**Record list:**
start

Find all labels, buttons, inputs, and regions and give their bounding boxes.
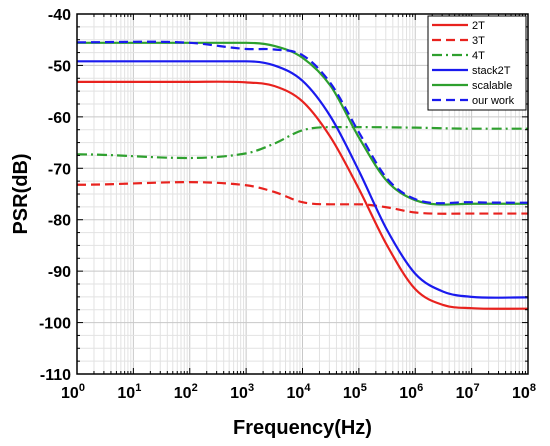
x-tick-label: 108 xyxy=(512,382,536,402)
legend-label: scalable xyxy=(472,80,512,92)
x-tick-label: 104 xyxy=(287,382,312,402)
y-tick-label: -60 xyxy=(48,110,71,127)
x-tick-label: 102 xyxy=(174,382,198,402)
legend-label: 2T xyxy=(472,20,485,32)
x-tick-label: 100 xyxy=(61,382,85,402)
y-tick-label: -50 xyxy=(48,58,71,75)
legend: 2T 3T 4T stack2T scalable our work xyxy=(427,15,527,111)
legend-label: stack2T xyxy=(472,65,511,77)
series-line-3t xyxy=(76,181,528,215)
series-layer xyxy=(76,40,529,310)
x-axis-label: Frequency(Hz) xyxy=(233,417,372,439)
series-line-our-work xyxy=(76,40,529,205)
y-axis-label: PSR(dB) xyxy=(10,153,32,234)
legend-box xyxy=(427,15,527,111)
series-line-2t xyxy=(77,80,529,310)
y-tick-label: -80 xyxy=(48,213,71,230)
y-tick-label: -100 xyxy=(39,316,71,333)
x-tick-label: 106 xyxy=(399,382,423,402)
y-tick-label: -90 xyxy=(48,264,71,281)
x-tick-label: 107 xyxy=(456,382,480,402)
legend-label: 4T xyxy=(472,50,485,62)
series-line-stack2t xyxy=(76,60,529,299)
legend-label: 3T xyxy=(472,35,485,47)
y-tick-label: -70 xyxy=(48,161,71,178)
x-tick-label: 105 xyxy=(343,382,367,402)
y-tick-label: -40 xyxy=(48,7,71,24)
y-tick-label: -110 xyxy=(40,367,71,384)
x-tick-label: 101 xyxy=(117,382,141,402)
legend-label: our work xyxy=(472,95,515,107)
series-line-scalable xyxy=(77,41,528,206)
x-tick-label: 103 xyxy=(230,382,254,402)
series-line-4t xyxy=(76,126,528,160)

end

**Work to complete:**
Copy out, without any changes, the records from the line containing "x-tick-label: 108 xyxy=(512,382,536,402)" through the line containing "x-tick-label: 101 xyxy=(117,382,141,402)", with both of those lines included.

**Reply:**
x-tick-label: 108 xyxy=(512,382,536,402)
legend-label: scalable xyxy=(472,80,512,92)
x-tick-label: 104 xyxy=(287,382,312,402)
y-tick-label: -60 xyxy=(48,110,71,127)
x-tick-label: 102 xyxy=(174,382,198,402)
legend-label: 2T xyxy=(472,20,485,32)
x-tick-label: 100 xyxy=(61,382,85,402)
y-tick-label: -50 xyxy=(48,58,71,75)
legend: 2T 3T 4T stack2T scalable our work xyxy=(427,15,527,111)
legend-label: stack2T xyxy=(472,65,511,77)
series-line-3t xyxy=(76,181,528,215)
series-layer xyxy=(76,40,529,310)
x-axis-label: Frequency(Hz) xyxy=(233,417,372,439)
series-line-our-work xyxy=(76,40,529,205)
y-axis-label: PSR(dB) xyxy=(10,153,32,234)
legend-box xyxy=(427,15,527,111)
series-line-2t xyxy=(77,80,529,310)
y-tick-label: -80 xyxy=(48,213,71,230)
y-tick-label: -100 xyxy=(39,316,71,333)
x-tick-label: 106 xyxy=(399,382,423,402)
y-tick-label: -90 xyxy=(48,264,71,281)
x-tick-label: 107 xyxy=(456,382,480,402)
legend-label: 4T xyxy=(472,50,485,62)
series-line-stack2t xyxy=(76,60,529,299)
legend-label: 3T xyxy=(472,35,485,47)
y-tick-label: -70 xyxy=(48,161,71,178)
x-tick-label: 105 xyxy=(343,382,367,402)
y-tick-label: -40 xyxy=(48,7,71,24)
y-tick-label: -110 xyxy=(40,367,71,384)
x-tick-label: 101 xyxy=(117,382,141,402)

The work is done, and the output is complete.